Objective:
Which lines hold the word "пропастью"? Show each of them.

Source data:

+++

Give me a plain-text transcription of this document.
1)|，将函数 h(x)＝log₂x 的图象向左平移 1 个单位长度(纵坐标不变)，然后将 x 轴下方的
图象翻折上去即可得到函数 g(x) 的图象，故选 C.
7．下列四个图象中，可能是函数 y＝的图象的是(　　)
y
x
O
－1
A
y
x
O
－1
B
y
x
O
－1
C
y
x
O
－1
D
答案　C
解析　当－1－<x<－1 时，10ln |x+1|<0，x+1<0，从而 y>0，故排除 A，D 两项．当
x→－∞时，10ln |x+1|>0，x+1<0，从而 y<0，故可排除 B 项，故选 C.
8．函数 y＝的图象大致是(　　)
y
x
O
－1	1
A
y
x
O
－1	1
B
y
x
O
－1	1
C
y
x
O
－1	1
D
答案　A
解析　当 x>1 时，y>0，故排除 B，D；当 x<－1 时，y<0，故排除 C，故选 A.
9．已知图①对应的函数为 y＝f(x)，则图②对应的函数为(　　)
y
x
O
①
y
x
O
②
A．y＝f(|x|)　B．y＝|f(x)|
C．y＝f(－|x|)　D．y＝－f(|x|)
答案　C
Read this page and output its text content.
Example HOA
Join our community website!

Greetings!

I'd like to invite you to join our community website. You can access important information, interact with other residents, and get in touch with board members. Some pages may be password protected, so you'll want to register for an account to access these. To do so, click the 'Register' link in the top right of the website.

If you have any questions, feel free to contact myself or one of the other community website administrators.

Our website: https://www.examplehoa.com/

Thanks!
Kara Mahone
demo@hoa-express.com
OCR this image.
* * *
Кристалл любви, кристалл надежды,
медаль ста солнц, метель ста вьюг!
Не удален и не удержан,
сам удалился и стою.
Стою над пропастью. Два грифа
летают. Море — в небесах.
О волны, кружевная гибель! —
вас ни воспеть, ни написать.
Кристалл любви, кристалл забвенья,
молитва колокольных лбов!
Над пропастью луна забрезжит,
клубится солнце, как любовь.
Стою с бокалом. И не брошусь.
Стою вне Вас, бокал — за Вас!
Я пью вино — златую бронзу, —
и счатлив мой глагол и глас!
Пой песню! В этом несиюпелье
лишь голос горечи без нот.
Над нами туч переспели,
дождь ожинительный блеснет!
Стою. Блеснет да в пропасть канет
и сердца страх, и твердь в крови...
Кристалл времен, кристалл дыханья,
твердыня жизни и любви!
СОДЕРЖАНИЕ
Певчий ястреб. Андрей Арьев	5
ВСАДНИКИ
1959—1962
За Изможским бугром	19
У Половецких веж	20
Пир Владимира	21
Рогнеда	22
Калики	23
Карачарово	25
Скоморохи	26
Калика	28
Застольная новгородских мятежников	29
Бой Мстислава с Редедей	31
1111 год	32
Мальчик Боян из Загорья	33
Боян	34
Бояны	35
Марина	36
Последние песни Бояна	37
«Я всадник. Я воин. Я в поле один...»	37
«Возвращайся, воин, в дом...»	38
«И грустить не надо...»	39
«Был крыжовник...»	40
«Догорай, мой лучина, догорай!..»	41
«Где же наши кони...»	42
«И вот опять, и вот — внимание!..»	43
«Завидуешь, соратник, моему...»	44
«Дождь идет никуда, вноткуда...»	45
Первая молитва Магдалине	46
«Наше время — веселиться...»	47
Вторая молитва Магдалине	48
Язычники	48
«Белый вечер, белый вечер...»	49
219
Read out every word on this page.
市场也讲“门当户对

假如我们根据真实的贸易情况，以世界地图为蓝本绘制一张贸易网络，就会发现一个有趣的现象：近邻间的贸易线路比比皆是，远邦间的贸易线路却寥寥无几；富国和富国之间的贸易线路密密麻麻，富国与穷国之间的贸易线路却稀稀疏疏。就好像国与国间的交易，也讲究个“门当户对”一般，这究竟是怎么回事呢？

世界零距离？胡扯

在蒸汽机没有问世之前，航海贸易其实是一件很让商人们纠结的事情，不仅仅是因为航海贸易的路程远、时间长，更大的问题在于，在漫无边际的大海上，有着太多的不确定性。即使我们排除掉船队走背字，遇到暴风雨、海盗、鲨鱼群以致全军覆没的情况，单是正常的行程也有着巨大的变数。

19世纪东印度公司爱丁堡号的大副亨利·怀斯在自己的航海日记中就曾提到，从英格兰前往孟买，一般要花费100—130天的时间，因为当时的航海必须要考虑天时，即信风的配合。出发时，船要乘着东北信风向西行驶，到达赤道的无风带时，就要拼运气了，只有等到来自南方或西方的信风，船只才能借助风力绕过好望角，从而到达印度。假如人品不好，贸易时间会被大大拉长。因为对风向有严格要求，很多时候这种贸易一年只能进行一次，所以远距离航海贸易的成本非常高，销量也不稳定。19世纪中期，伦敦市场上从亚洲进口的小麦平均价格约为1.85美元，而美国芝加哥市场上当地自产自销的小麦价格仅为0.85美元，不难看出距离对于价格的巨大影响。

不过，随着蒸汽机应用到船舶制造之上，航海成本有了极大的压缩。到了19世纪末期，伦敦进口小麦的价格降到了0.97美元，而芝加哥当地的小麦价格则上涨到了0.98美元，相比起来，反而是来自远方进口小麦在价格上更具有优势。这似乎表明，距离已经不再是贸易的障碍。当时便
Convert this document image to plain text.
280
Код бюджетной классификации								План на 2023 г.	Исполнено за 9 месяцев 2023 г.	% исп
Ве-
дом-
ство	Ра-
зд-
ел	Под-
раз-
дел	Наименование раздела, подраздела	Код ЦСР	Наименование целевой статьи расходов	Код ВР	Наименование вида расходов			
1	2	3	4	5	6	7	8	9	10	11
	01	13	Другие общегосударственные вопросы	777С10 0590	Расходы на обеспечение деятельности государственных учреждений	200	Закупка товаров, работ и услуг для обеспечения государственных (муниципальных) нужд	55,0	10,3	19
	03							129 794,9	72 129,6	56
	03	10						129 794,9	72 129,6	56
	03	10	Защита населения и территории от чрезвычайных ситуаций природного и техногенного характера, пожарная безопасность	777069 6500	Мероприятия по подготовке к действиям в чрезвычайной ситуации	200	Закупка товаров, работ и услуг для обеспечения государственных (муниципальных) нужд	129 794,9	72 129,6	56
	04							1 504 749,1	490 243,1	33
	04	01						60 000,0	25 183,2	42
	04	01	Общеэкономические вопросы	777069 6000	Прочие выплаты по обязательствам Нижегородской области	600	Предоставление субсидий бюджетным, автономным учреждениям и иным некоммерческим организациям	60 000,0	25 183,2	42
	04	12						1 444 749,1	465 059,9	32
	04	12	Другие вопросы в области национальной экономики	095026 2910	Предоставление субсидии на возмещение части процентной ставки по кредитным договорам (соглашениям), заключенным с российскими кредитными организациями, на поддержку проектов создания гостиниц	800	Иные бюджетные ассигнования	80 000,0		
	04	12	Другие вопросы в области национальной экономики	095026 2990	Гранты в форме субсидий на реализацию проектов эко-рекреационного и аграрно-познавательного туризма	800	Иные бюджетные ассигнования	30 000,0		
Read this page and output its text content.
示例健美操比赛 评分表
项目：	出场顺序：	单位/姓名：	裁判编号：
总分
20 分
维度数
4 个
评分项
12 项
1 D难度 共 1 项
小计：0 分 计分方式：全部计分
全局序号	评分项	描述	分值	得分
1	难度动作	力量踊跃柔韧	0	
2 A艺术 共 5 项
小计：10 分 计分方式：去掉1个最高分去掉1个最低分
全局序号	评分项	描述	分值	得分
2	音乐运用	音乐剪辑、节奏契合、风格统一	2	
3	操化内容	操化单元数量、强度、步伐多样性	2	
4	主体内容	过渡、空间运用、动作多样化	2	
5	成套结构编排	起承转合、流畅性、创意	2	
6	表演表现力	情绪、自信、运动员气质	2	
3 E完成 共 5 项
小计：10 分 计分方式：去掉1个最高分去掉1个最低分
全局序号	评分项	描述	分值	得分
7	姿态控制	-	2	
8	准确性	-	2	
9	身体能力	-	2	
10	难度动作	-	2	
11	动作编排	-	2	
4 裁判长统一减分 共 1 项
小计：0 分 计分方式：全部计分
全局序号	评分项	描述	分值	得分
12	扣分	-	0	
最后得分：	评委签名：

+++

Full response:
Стою над пропастью. Два грифа
Над пропастью луна забрезжит,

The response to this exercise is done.